Pop’s criticality was often misconstrued as it was first developing, and the critique employed by its many artists seen as positively embracing US-influenced commercial media or indeed as an all too simplistic détournement. This is particularly true of women pop artists, who withstood the double exclusion of the movement’s almost exclusively male terrain and a rejection by other women artists for working in a mode that appeared contrary to feminism’s concerns.6 The dialectic of pop – its immersion into a commodified environment while at the same time providing a language of mass appeal with which to critique and negate it – was felt by contemporary observers to be complicit with dominant power structures, despite that very dialectic. It is true, of course, that pop art, even in its most politically utopic iterations, was necessarily cannibalistic, a kind of ouroboros, feeding off and destroying itself. Pop carried within it what Jürgen Habermas called a ‘performative contradiction’ (which, ironically, he also observed in the Frankfurt School critique of the culture industry): that the denunciation of an ideology employs in its critique the very language of that ideological power. For pop, this meant a dissolution of its own language and ethos within the banality of the everyday, an environment from which it could not always extract itself to mount a sustained critique. The negative conundrum implicit in this performative contradiction was turned into a methodological opportunity in global pop, to simultaneously champion populist expressions and disavow the media’s ideological coinage.

While the past few decades have witnessed a thorough re-examination of the role of global conceptual art, and a history of post-war abstraction beyond the parameters of the USA and Europe, pop’s intentionally equivocal position internationally has largely been passed over and dismissed as an (often belated) artistic influence rather than as a complex, ambiguous and self-reflexive response to contemporary culture. Pop’s compound relationship to conceptual practice must be mapped more definitively, as we gradually free ourselves from the convenient monikers that have proved to be ready accomplices in a linear continuum of Western art history.

As exhibitions on pop at the Fundación Proa in Buenos Aires and the Museum Het Valkhov in Belgium, as well as the solo exhibitions of work by Axell and Kogelnik demonstrate, any effort now to redress history’s imbalance of global pop coverage necessarily has to first perform acts of retrieval, followed by a consequent process of remapping its definition and potential. McLuhan’s argument in 1966, ascribing to pop the capacity to act as an ‘anti-environment’ and provide a critical enquiry into the image saturation of twentieth-century life, attains further relevance in a contemporary moment in which this condition has increased a hundredfold. While conceptual art’s ongoing significance is widely accepted, pop’s varied past, particularly outside of the Western canon, needs to be reassessed and its meaning as an agitator and disassembler recognised. We should, in other words, pay attention to what pop in its global context brings to our attention.

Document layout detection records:
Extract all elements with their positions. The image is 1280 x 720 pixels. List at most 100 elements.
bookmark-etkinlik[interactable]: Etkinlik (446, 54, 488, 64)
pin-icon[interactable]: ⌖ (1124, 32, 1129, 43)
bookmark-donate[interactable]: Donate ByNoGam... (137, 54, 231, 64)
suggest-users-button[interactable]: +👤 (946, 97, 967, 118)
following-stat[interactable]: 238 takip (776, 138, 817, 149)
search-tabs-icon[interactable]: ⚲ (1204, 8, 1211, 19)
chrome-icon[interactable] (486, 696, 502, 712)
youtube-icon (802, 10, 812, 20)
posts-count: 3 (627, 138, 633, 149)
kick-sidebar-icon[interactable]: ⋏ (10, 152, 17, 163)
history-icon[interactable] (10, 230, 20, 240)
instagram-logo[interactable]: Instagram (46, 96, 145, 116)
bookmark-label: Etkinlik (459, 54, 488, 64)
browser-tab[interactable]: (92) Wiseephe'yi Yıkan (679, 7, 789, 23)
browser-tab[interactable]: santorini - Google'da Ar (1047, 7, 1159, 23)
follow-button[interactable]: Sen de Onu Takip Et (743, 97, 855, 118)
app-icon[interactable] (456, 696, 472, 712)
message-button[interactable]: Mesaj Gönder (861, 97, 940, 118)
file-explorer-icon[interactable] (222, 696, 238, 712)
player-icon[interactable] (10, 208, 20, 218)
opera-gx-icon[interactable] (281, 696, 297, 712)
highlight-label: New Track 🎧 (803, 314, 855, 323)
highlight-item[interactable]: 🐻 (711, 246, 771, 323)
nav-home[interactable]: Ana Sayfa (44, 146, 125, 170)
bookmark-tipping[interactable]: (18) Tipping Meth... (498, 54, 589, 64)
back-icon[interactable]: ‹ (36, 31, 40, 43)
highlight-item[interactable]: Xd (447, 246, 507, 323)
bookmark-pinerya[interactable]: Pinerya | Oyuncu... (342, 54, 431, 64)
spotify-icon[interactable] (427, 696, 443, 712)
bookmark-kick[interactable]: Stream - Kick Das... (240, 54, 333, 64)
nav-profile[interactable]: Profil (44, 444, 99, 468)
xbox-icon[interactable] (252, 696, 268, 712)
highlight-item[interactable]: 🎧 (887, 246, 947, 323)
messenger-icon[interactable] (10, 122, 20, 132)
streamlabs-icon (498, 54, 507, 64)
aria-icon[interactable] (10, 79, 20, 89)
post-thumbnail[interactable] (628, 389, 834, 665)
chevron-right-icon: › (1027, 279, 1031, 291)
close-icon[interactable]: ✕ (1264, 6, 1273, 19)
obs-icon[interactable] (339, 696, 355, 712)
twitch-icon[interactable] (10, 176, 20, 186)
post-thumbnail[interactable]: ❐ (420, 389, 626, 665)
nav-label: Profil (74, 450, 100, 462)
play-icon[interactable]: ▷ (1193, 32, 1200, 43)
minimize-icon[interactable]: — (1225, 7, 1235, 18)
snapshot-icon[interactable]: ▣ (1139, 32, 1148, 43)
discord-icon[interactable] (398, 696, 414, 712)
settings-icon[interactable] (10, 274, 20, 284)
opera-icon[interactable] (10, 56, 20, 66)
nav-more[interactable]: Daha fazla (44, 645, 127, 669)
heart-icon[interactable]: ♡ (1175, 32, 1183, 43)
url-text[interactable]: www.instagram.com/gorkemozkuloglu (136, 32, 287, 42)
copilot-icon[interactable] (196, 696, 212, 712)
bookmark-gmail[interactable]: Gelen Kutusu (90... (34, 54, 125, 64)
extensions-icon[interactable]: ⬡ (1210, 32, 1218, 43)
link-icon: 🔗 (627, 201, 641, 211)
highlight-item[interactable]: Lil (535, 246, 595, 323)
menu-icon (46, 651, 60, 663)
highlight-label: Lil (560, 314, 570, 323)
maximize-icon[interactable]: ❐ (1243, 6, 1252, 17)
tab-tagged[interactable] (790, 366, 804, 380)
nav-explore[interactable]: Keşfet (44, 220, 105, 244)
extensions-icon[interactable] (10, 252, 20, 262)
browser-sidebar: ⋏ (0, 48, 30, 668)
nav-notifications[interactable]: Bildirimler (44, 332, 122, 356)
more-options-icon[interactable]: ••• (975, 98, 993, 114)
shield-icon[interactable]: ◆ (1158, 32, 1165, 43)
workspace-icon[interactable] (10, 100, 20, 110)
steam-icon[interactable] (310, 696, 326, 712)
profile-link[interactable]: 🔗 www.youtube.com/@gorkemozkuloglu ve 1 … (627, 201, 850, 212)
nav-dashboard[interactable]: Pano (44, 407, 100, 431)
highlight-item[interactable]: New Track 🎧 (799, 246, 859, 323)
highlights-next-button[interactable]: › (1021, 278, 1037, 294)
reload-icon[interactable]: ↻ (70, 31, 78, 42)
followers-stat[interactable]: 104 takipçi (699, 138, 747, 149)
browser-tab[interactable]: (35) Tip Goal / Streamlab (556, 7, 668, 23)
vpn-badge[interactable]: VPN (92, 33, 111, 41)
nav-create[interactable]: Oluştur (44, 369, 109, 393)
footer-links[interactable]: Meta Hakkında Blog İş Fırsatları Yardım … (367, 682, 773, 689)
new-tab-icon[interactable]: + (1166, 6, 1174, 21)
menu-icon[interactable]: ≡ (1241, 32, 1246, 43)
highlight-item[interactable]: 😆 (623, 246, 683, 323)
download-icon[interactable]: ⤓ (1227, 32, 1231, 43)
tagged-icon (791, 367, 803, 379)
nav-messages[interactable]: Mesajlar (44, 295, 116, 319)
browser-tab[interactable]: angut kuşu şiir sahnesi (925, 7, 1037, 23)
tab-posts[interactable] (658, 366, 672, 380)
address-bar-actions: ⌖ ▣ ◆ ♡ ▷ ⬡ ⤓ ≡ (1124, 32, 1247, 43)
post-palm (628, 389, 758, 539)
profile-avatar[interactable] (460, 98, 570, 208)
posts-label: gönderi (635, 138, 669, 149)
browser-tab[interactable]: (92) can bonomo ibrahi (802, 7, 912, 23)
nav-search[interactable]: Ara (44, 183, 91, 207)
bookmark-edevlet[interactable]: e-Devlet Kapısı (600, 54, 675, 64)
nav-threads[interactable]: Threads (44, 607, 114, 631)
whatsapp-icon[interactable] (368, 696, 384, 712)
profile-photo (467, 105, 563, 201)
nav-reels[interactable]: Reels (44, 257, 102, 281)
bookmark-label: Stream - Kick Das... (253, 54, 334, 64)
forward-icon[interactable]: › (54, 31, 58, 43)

* _ACTIVITY 1_
In the passage on global pop art, rewrite the text between "While the past" and "continuum of Western art history.", inclusive, replacing "conceptual" with "idea-based".
* _ACTIVITY 2_
According to the passage on global pop art, why did women pop artists face a double exclusion?

* _WRITTEN ANSWER 1_
While the past few decades have witnessed a thorough re-examination of the role of global idea-based art, and a history of post-war abstraction beyond the parameters of the USA and Europe, pop’s intentionally equivocal position internationally has largely been passed over and dismissed as an (often belated) artistic influence rather than as a complex, ambiguous and self-reflexive response to contemporary culture. Pop’s compound relationship to idea-based practice must be mapped more definitively, as we gradually free ourselves from the convenient monikers that have proved to be ready accomplices in a linear continuum of Western art history.

* _WRITTEN ANSWER 2_
They were shut out of the pop movement, whose terrain was almost entirely male. They were also rejected by other women artists because they worked in a mode that seemed contrary to feminism's concerns.